[Data lines]:
_ _ _ _ _
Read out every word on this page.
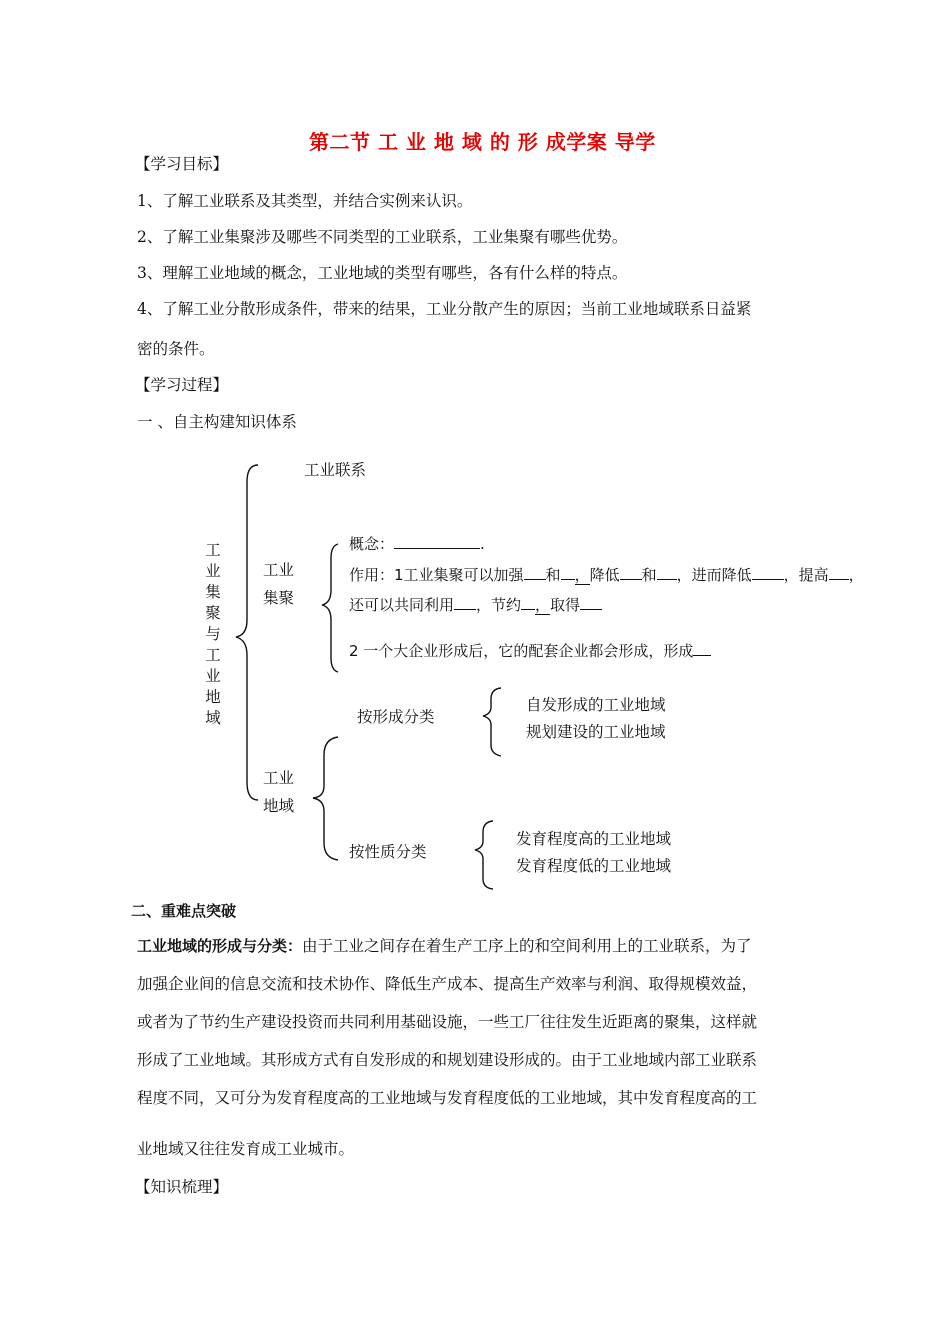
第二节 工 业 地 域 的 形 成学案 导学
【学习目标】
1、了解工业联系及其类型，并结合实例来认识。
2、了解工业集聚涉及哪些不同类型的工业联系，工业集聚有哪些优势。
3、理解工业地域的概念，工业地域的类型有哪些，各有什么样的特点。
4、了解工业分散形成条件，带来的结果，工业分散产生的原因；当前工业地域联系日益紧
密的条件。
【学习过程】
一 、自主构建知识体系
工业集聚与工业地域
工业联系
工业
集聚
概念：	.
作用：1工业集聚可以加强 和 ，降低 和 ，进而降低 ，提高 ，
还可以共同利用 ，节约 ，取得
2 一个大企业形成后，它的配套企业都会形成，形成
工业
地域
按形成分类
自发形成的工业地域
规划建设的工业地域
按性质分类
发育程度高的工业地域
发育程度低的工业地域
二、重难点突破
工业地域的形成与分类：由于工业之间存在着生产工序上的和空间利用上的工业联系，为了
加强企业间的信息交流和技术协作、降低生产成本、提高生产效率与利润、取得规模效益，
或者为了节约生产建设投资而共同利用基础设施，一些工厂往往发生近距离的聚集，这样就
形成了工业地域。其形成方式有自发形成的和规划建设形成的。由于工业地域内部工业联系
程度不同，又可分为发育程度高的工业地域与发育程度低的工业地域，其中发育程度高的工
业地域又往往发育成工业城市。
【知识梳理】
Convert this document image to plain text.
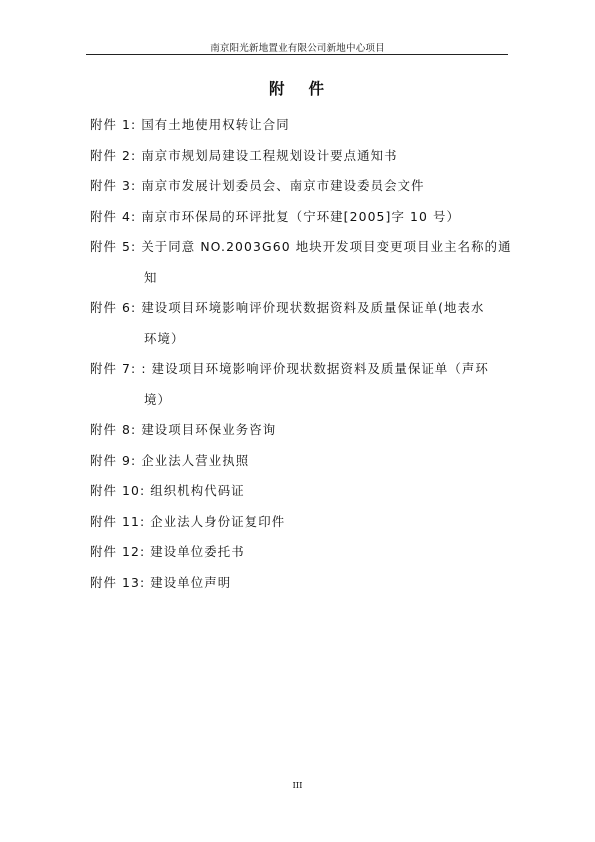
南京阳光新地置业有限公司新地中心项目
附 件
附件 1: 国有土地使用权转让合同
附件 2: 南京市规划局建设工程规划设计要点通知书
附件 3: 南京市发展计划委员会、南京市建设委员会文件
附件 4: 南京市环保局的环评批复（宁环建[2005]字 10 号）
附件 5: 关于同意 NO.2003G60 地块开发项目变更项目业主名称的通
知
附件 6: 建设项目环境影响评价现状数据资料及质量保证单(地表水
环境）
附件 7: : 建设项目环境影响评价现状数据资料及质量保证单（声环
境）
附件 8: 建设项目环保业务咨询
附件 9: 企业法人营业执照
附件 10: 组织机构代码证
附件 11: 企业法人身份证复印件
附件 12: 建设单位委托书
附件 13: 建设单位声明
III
_ _ _ _ _
[Exercise description]:
Quote the material word for word, dropping any images it holds.

[Answer to this exercise]:
Read out every word on this page.
第二节 工 业 地 域 的 形 成学案 导学
【学习目标】
1、了解工业联系及其类型，并结合实例来认识。
2、了解工业集聚涉及哪些不同类型的工业联系，工业集聚有哪些优势。
3、理解工业地域的概念，工业地域的类型有哪些，各有什么样的特点。
4、了解工业分散形成条件，带来的结果，工业分散产生的原因；当前工业地域联系日益紧
密的条件。
【学习过程】
一 、自主构建知识体系
工业集聚与工业地域
工业联系
工业
集聚
概念：	.
作用：1工业集聚可以加强 和 ，降低 和 ，进而降低 ，提高 ，
还可以共同利用 ，节约 ，取得
2 一个大企业形成后，它的配套企业都会形成，形成
工业
地域
按形成分类
自发形成的工业地域
规划建设的工业地域
按性质分类
发育程度高的工业地域
发育程度低的工业地域
二、重难点突破
工业地域的形成与分类：由于工业之间存在着生产工序上的和空间利用上的工业联系，为了
加强企业间的信息交流和技术协作、降低生产成本、提高生产效率与利润、取得规模效益，
或者为了节约生产建设投资而共同利用基础设施，一些工厂往往发生近距离的聚集，这样就
形成了工业地域。其形成方式有自发形成的和规划建设形成的。由于工业地域内部工业联系
程度不同，又可分为发育程度高的工业地域与发育程度低的工业地域，其中发育程度高的工
业地域又往往发育成工业城市。
【知识梳理】
Convert this document image to plain text.
南京阳光新地置业有限公司新地中心项目
附 件
附件 1: 国有土地使用权转让合同
附件 2: 南京市规划局建设工程规划设计要点通知书
附件 3: 南京市发展计划委员会、南京市建设委员会文件
附件 4: 南京市环保局的环评批复（宁环建[2005]字 10 号）
附件 5: 关于同意 NO.2003G60 地块开发项目变更项目业主名称的通
知
附件 6: 建设项目环境影响评价现状数据资料及质量保证单(地表水
环境）
附件 7: : 建设项目环境影响评价现状数据资料及质量保证单（声环
境）
附件 8: 建设项目环保业务咨询
附件 9: 企业法人营业执照
附件 10: 组织机构代码证
附件 11: 企业法人身份证复印件
附件 12: 建设单位委托书
附件 13: 建设单位声明
III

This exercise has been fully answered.